Rows from a figure dataset
____________________
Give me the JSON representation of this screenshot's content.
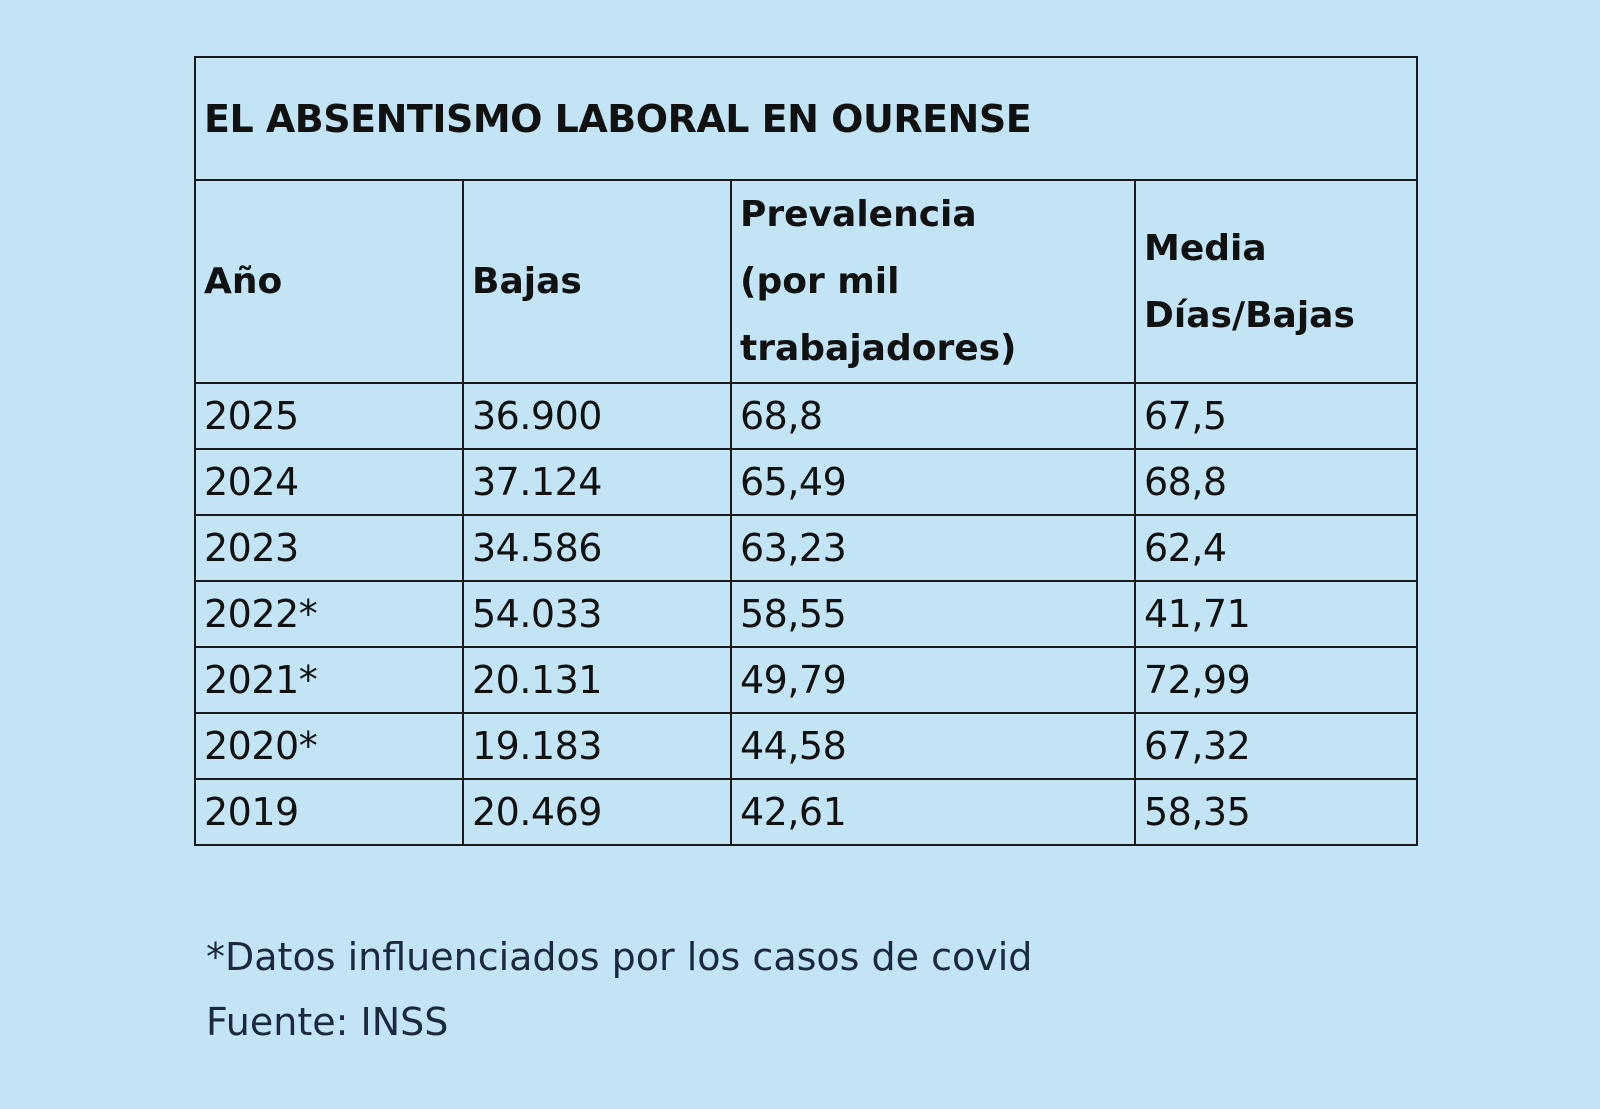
{
  "chart_data": {
    "type": "table",
    "title": "EL ABSENTISMO LABORAL EN OURENSE",
    "columns": [
      "Año",
      "Bajas",
      "Prevalencia (por mil trabajadores)",
      "Media Días/Bajas"
    ],
    "rows": [
      [
        "2025",
        "36.900",
        "68,8",
        "67,5"
      ],
      [
        "2024",
        "37.124",
        "65,49",
        "68,8"
      ],
      [
        "2023",
        "34.586",
        "63,23",
        "62,4"
      ],
      [
        "2022*",
        "54.033",
        "58,55",
        "41,71"
      ],
      [
        "2021*",
        "20.131",
        "49,79",
        "72,99"
      ],
      [
        "2020*",
        "19.183",
        "44,58",
        "67,32"
      ],
      [
        "2019",
        "20.469",
        "42,61",
        "58,35"
      ]
    ]
  },
  "header": {
    "col1": "Año",
    "col2": "Bajas",
    "col3_line1": "Prevalencia",
    "col3_line2": "(por mil",
    "col3_line3": "trabajadores)",
    "col4_line1": "Media",
    "col4_line2": "Días/Bajas"
  },
  "footnotes": {
    "covid": "*Datos influenciados por los casos de covid",
    "source": "Fuente: INSS"
  },
  "colors": {
    "background": "#c3e4f5",
    "border": "#1a1a1a",
    "text": "#111111"
  }
}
____________________
**What to work on:** Some lines of the data may hold the word "Prevalencia". Say how many do, with nothing else.

**Task response:** 2